A run of records
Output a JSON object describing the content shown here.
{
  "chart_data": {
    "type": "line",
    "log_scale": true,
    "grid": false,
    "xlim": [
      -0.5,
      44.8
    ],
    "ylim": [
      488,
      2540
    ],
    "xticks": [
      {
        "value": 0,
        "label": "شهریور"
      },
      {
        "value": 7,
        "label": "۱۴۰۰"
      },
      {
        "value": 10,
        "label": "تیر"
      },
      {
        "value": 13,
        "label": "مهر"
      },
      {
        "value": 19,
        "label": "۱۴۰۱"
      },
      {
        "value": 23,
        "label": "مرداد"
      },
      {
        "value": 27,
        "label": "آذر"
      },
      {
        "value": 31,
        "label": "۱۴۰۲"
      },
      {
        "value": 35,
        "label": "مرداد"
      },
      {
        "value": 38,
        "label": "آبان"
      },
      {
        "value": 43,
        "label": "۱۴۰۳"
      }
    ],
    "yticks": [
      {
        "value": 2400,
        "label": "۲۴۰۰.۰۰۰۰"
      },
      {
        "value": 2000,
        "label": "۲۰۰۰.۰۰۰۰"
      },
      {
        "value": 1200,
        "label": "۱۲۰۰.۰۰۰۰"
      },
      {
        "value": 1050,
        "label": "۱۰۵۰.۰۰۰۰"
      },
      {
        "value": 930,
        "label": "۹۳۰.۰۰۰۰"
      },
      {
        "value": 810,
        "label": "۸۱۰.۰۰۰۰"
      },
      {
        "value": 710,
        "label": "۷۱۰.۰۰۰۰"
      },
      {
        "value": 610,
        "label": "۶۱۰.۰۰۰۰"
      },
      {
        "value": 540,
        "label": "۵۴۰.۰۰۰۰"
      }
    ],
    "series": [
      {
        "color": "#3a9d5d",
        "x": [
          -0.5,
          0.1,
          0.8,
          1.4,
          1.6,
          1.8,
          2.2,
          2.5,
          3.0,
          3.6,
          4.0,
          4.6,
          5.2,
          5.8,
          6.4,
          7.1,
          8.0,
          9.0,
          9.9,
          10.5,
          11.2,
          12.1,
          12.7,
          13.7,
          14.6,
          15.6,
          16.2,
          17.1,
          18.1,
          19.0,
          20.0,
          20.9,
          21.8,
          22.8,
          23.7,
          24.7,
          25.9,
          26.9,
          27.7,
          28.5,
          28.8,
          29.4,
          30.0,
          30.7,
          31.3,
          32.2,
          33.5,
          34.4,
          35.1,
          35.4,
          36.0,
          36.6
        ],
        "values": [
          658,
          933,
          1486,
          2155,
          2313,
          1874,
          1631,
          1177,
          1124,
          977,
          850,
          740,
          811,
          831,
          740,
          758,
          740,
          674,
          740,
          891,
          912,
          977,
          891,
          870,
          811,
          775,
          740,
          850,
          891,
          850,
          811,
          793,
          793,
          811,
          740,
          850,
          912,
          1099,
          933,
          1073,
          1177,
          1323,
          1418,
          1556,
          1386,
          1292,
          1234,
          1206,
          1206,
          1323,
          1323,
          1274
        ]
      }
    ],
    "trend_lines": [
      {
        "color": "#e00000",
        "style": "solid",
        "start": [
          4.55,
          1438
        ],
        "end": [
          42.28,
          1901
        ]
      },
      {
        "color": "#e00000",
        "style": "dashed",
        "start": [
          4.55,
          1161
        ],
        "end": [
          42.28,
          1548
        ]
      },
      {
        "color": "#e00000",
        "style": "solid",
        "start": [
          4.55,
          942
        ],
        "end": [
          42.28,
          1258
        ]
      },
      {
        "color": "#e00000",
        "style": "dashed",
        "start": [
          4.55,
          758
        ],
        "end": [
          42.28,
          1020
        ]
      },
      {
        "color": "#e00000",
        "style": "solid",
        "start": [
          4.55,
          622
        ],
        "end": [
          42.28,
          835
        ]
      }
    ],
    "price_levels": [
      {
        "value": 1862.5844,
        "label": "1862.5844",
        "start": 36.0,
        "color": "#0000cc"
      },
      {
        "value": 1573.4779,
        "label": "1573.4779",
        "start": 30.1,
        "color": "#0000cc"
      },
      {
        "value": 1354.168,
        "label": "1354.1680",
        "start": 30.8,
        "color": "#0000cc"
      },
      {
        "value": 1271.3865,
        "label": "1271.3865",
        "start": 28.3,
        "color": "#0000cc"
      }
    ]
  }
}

§ SET TASK: Copy every line verbatim.

§ FINISHED EXERCISE:
Output a JSON object describing the content shown here.
{
  "chart_data": {
    "type": "line",
    "log_scale": true,
    "grid": false,
    "xlim": [
      -0.5,
      44.8
    ],
    "ylim": [
      488,
      2540
    ],
    "xticks": [
      {
        "value": 0,
        "label": "شهریور"
      },
      {
        "value": 7,
        "label": "۱۴۰۰"
      },
      {
        "value": 10,
        "label": "تیر"
      },
      {
        "value": 13,
        "label": "مهر"
      },
      {
        "value": 19,
        "label": "۱۴۰۱"
      },
      {
        "value": 23,
        "label": "مرداد"
      },
      {
        "value": 27,
        "label": "آذر"
      },
      {
        "value": 31,
        "label": "۱۴۰۲"
      },
      {
        "value": 35,
        "label": "مرداد"
      },
      {
        "value": 38,
        "label": "آبان"
      },
      {
        "value": 43,
        "label": "۱۴۰۳"
      }
    ],
    "yticks": [
      {
        "value": 2400,
        "label": "۲۴۰۰.۰۰۰۰"
      },
      {
        "value": 2000,
        "label": "۲۰۰۰.۰۰۰۰"
      },
      {
        "value": 1200,
        "label": "۱۲۰۰.۰۰۰۰"
      },
      {
        "value": 1050,
        "label": "۱۰۵۰.۰۰۰۰"
      },
      {
        "value": 930,
        "label": "۹۳۰.۰۰۰۰"
      },
      {
        "value": 810,
        "label": "۸۱۰.۰۰۰۰"
      },
      {
        "value": 710,
        "label": "۷۱۰.۰۰۰۰"
      },
      {
        "value": 610,
        "label": "۶۱۰.۰۰۰۰"
      },
      {
        "value": 540,
        "label": "۵۴۰.۰۰۰۰"
      }
    ],
    "series": [
      {
        "color": "#3a9d5d",
        "x": [
          -0.5,
          0.1,
          0.8,
          1.4,
          1.6,
          1.8,
          2.2,
          2.5,
          3.0,
          3.6,
          4.0,
          4.6,
          5.2,
          5.8,
          6.4,
          7.1,
          8.0,
          9.0,
          9.9,
          10.5,
          11.2,
          12.1,
          12.7,
          13.7,
          14.6,
          15.6,
          16.2,
          17.1,
          18.1,
          19.0,
          20.0,
          20.9,
          21.8,
          22.8,
          23.7,
          24.7,
          25.9,
          26.9,
          27.7,
          28.5,
          28.8,
          29.4,
          30.0,
          30.7,
          31.3,
          32.2,
          33.5,
          34.4,
          35.1,
          35.4,
          36.0,
          36.6
        ],
        "values": [
          658,
          933,
          1486,
          2155,
          2313,
          1874,
          1631,
          1177,
          1124,
          977,
          850,
          740,
          811,
          831,
          740,
          758,
          740,
          674,
          740,
          891,
          912,
          977,
          891,
          870,
          811,
          775,
          740,
          850,
          891,
          850,
          811,
          793,
          793,
          811,
          740,
          850,
          912,
          1099,
          933,
          1073,
          1177,
          1323,
          1418,
          1556,
          1386,
          1292,
          1234,
          1206,
          1206,
          1323,
          1323,
          1274
        ]
      }
    ],
    "trend_lines": [
      {
        "color": "#e00000",
        "style": "solid",
        "start": [
          4.55,
          1438
        ],
        "end": [
          42.28,
          1901
        ]
      },
      {
        "color": "#e00000",
        "style": "dashed",
        "start": [
          4.55,
          1161
        ],
        "end": [
          42.28,
          1548
        ]
      },
      {
        "color": "#e00000",
        "style": "solid",
        "start": [
          4.55,
          942
        ],
        "end": [
          42.28,
          1258
        ]
      },
      {
        "color": "#e00000",
        "style": "dashed",
        "start": [
          4.55,
          758
        ],
        "end": [
          42.28,
          1020
        ]
      },
      {
        "color": "#e00000",
        "style": "solid",
        "start": [
          4.55,
          622
        ],
        "end": [
          42.28,
          835
        ]
      }
    ],
    "price_levels": [
      {
        "value": 1862.5844,
        "label": "1862.5844",
        "start": 36.0,
        "color": "#0000cc"
      },
      {
        "value": 1573.4779,
        "label": "1573.4779",
        "start": 30.1,
        "color": "#0000cc"
      },
      {
        "value": 1354.168,
        "label": "1354.1680",
        "start": 30.8,
        "color": "#0000cc"
      },
      {
        "value": 1271.3865,
        "label": "1271.3865",
        "start": 28.3,
        "color": "#0000cc"
      }
    ]
  }
}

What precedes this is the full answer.